## Written instruction
Every record should be copied exactly, except that pictures are to be omitted.

## Records
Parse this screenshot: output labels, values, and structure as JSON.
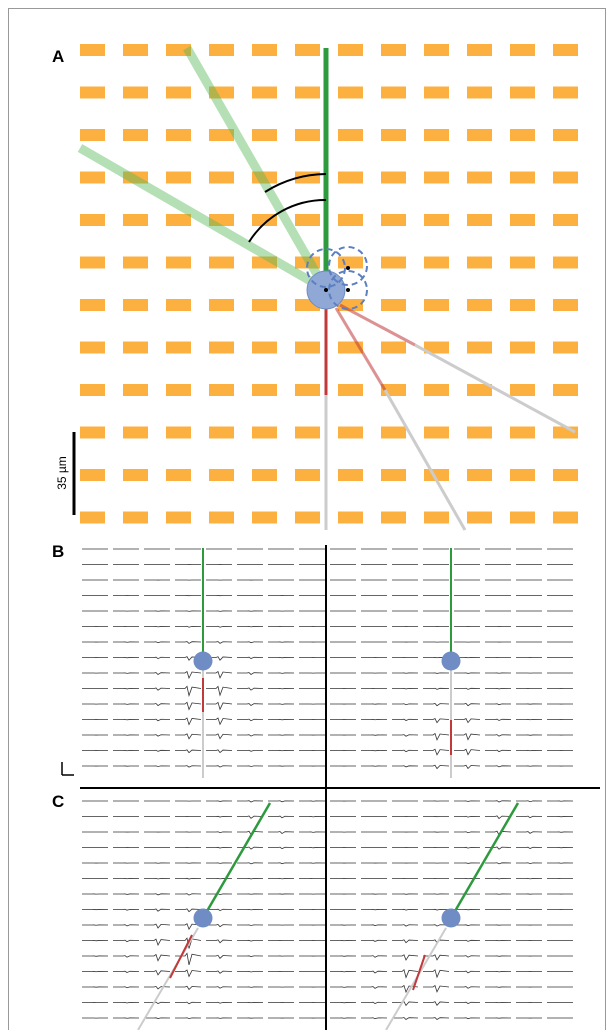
{
  "panels": {
    "a": {
      "label": "A",
      "scale_bar": "35 µm"
    },
    "b": {
      "label": "B"
    },
    "c": {
      "label": "C"
    }
  }
}
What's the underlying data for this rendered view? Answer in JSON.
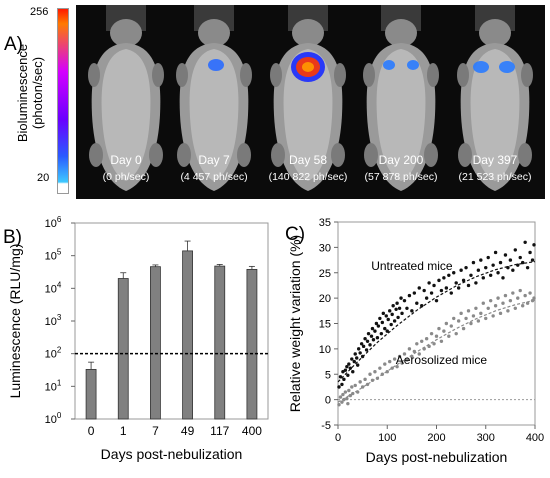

## Response
Parse this screenshot: output labels, values, and structure as JSON.
{
  "panels": {
    "a": {
      "label": "A",
      "scale_bar": "35 µm"
    },
    "b": {
      "label": "B"
    },
    "c": {
      "label": "C"
    }
  }
}
What's the underlying data for this rendered view? Answer in JSON.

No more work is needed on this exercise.